# FRAGMENTO DEL DOCUMENTO
La personalidad de Juan José Arreola (1918) es única en el panorama de nuestras letras. Enjuto, nervioso, extrovertido, locuaz, es un juglar burlesco cuya pasión dominante es la palabra. Él mismo nos ha contado su vida en una página preciosa:
Yo, señores, soy de Zapotlán el Grande. Un pueblo que de tan grande nos lo hicieron Ciudad Guzmán hace cien años. Pero nosotros seguimos siendo tan pueblo que todavía le decimos Zapotlán. Es un valle redondo de maíz, un circo de montañas sin más adorno que su buen temperamento, un cielo azul y una laguna que viene y se va como un delgado sueño [...] Nací el año de 1918, en el estrago de la gripa española, día de San Mateo Evangelista y Santa Ifigenia Virgen, entre pollos, puercos, chivos, guajolotes, vacas, burros y caballos. Di los primeros pasos seguido precisamente por un borrego negro que se salió del corral. Tal es el antecedente de la angustia duradera que da color a mi vida, que concreta en mí el aura neurótica que envuelve a toda la familia y que por fortuna o desgracia no ha llegado a resolverse nunca en la epilepsia o la locura. Todavía este mal borrego negro me persigue y siento que mis pasos tiemblan como los del troglodita perseguido por una bestia mitológica.

# REGISTROS GUARDADOS
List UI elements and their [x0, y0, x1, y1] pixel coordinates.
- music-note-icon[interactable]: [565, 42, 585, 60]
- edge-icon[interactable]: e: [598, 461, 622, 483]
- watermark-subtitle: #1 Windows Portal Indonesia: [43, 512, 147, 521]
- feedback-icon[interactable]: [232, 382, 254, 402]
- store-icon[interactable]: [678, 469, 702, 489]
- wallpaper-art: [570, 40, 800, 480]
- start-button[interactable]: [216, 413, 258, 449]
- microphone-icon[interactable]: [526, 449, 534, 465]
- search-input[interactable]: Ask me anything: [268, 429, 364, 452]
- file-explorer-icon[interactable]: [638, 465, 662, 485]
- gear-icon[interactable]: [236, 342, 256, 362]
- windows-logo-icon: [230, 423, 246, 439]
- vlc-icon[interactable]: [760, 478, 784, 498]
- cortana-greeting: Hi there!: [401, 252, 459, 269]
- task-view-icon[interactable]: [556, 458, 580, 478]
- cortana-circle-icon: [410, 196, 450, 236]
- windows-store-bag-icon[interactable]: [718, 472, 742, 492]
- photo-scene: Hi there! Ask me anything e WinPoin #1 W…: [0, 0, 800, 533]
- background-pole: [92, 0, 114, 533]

# LISTA DE TAREAS
1. Según el fragmento sobre Juan José Arreola, ¿qué animal lo siguió cuando dio sus primeros pasos?
2. Vuelve a escribir, por favor, los registros desde su comienzo hasta la línea que contiene "- microphone-icon[interactable]: [526, 449, 534, 465]", ambas incluidas.

# RESULTADOS DEL EJERCICIO
1. Un borrego negro que se salió del corral.

2.
List UI elements and their [x0, y0, x1, y1] pixel coordinates.
- music-note-icon[interactable]: [565, 42, 585, 60]
- edge-icon[interactable]: e: [598, 461, 622, 483]
- watermark-subtitle: #1 Windows Portal Indonesia: [43, 512, 147, 521]
- feedback-icon[interactable]: [232, 382, 254, 402]
- store-icon[interactable]: [678, 469, 702, 489]
- wallpaper-art: [570, 40, 800, 480]
- start-button[interactable]: [216, 413, 258, 449]
- microphone-icon[interactable]: [526, 449, 534, 465]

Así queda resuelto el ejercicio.